Document layout analysis data.
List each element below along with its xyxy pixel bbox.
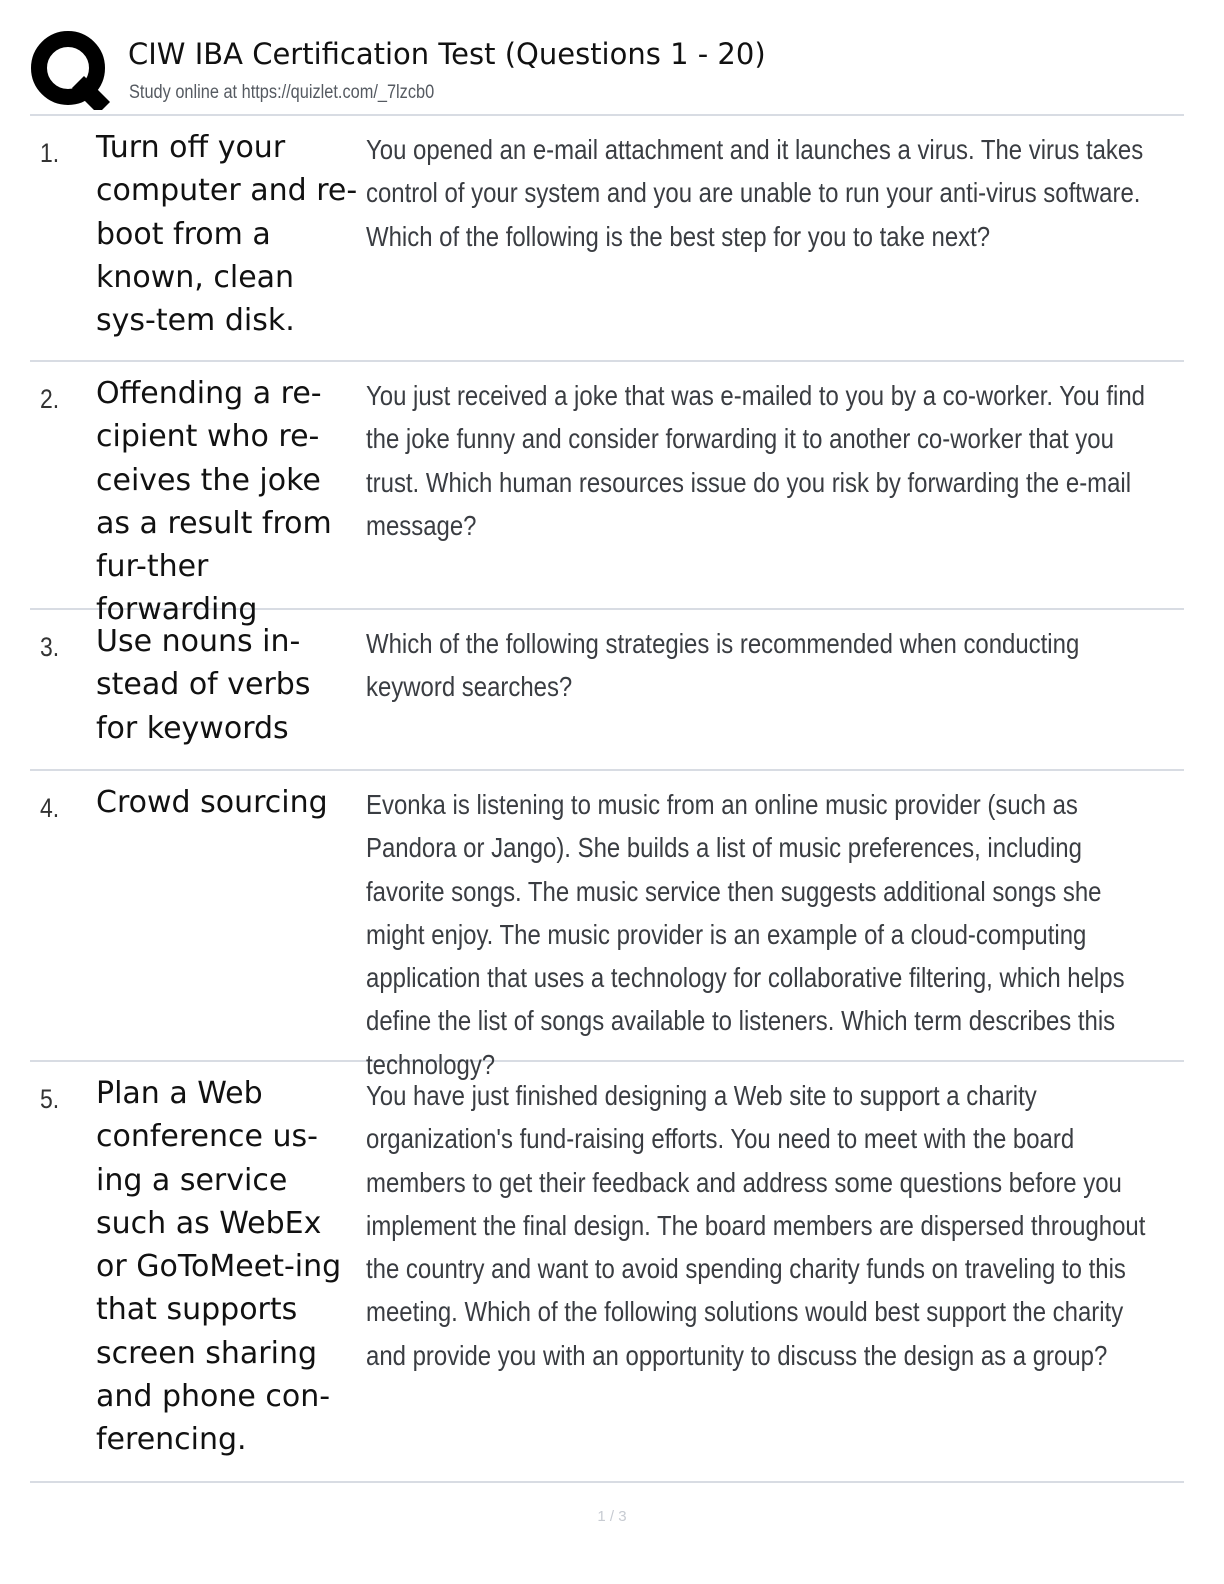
card-definition: You opened an e-mail attachment and it launches a virus. The virus takes control of your system and you are unable to run your anti-virus software. Which of the following is the best step for you to take next? — [366, 134, 1144, 252]
page-number: 1 / 3 — [597, 1508, 627, 1525]
document-title: CIW IBA Certification Test (Questions 1 - 20) — [128, 37, 766, 71]
flashcard-row — [30, 610, 1184, 771]
card-number: 3. — [40, 632, 60, 662]
card-definition: Which of the following strategies is recommended when conducting keyword searches? — [366, 628, 1080, 703]
card-definition: You just received a joke that was e-mailed to you by a co-worker. You find the joke funny and consider forwarding it to another co-worker that you trust. Which human resources issue do you risk by forwarding the e-mail message? — [366, 380, 1145, 541]
flashcard-row — [30, 362, 1184, 628]
card-definition: You have just finished designing a Web site to support a charity organization's fund-raising efforts. You need to meet with the board members to get their feedback and address some questions before you implement the final design. The board members are dispersed throughout the country and want to avoid spending charity funds on traveling to this meeting. Which of the following solutions would best support the charity and provide you with an opportunity to discuss the design as a group? — [366, 1080, 1146, 1371]
page-header — [30, 28, 1184, 116]
card-definition: Evonka is listening to music from an online music provider (such as Pandora or Jango). She builds a list of music preferences, including favorite songs. The music service then suggests additional songs she might enjoy. The music provider is an example of a cloud-computing application that uses a technology for collaborative filtering, which helps define the list of songs available to listeners. Which term describes this technology? — [366, 789, 1125, 1080]
card-term: Offending a re-cipient who re-ceives the joke as a result from fur-ther forwarding — [96, 376, 332, 628]
card-number: 1. — [40, 138, 60, 168]
flashcard-row — [30, 1062, 1184, 1483]
card-number: 2. — [40, 384, 60, 414]
card-number: 4. — [40, 793, 60, 823]
flashcard-list — [30, 116, 1184, 1483]
flashcard-row — [30, 771, 1184, 1080]
flashcard-row — [30, 116, 1184, 362]
card-term: Plan a Web conference us-ing a service such as WebEx or GoToMeet-ing that supports screen sharing and phone con-ferencing. — [96, 1076, 342, 1458]
quizlet-logo-icon — [30, 30, 110, 110]
card-term: Use nouns in-stead of verbs for keywords — [96, 624, 311, 746]
card-term: Turn off your computer and re-boot from a known, clean sys-tem disk. — [96, 130, 358, 339]
study-link-text: Study online at https://quizlet.com/_7lzcb0 — [129, 82, 435, 103]
card-term: Crowd sourcing — [96, 785, 328, 820]
card-number: 5. — [40, 1084, 60, 1114]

Assignment.
Exact copy, no pictures: set down all the entries again as they stand.

Result below.
List each element below along with its xyxy pixel bbox.
card-definition: You opened an e-mail attachment and it launches a virus. The virus takes control of your system and you are unable to run your anti-virus software. Which of the following is the best step for you to take next? — [366, 134, 1144, 252]
page-number: 1 / 3 — [597, 1508, 627, 1525]
document-title: CIW IBA Certification Test (Questions 1 - 20) — [128, 37, 766, 71]
flashcard-row — [30, 610, 1184, 771]
card-number: 3. — [40, 632, 60, 662]
card-definition: Which of the following strategies is recommended when conducting keyword searches? — [366, 628, 1080, 703]
card-definition: You just received a joke that was e-mailed to you by a co-worker. You find the joke funny and consider forwarding it to another co-worker that you trust. Which human resources issue do you risk by forwarding the e-mail message? — [366, 380, 1145, 541]
flashcard-row — [30, 362, 1184, 628]
card-definition: You have just finished designing a Web site to support a charity organization's fund-raising efforts. You need to meet with the board members to get their feedback and address some questions before you implement the final design. The board members are dispersed throughout the country and want to avoid spending charity funds on traveling to this meeting. Which of the following solutions would best support the charity and provide you with an opportunity to discuss the design as a group? — [366, 1080, 1146, 1371]
page-header — [30, 28, 1184, 116]
card-definition: Evonka is listening to music from an online music provider (such as Pandora or Jango). She builds a list of music preferences, including favorite songs. The music service then suggests additional songs she might enjoy. The music provider is an example of a cloud-computing application that uses a technology for collaborative filtering, which helps define the list of songs available to listeners. Which term describes this technology? — [366, 789, 1125, 1080]
card-term: Offending a re-cipient who re-ceives the joke as a result from fur-ther forwarding — [96, 376, 332, 628]
card-number: 1. — [40, 138, 60, 168]
flashcard-row — [30, 1062, 1184, 1483]
card-number: 2. — [40, 384, 60, 414]
card-number: 4. — [40, 793, 60, 823]
flashcard-list — [30, 116, 1184, 1483]
flashcard-row — [30, 771, 1184, 1080]
flashcard-row — [30, 116, 1184, 362]
card-term: Plan a Web conference us-ing a service such as WebEx or GoToMeet-ing that supports screen sharing and phone con-ferencing. — [96, 1076, 342, 1458]
quizlet-logo-icon — [30, 30, 110, 110]
card-term: Use nouns in-stead of verbs for keywords — [96, 624, 311, 746]
card-term: Turn off your computer and re-boot from a known, clean sys-tem disk. — [96, 130, 358, 339]
study-link-text: Study online at https://quizlet.com/_7lzcb0 — [129, 82, 435, 103]
card-term: Crowd sourcing — [96, 785, 328, 820]
card-number: 5. — [40, 1084, 60, 1114]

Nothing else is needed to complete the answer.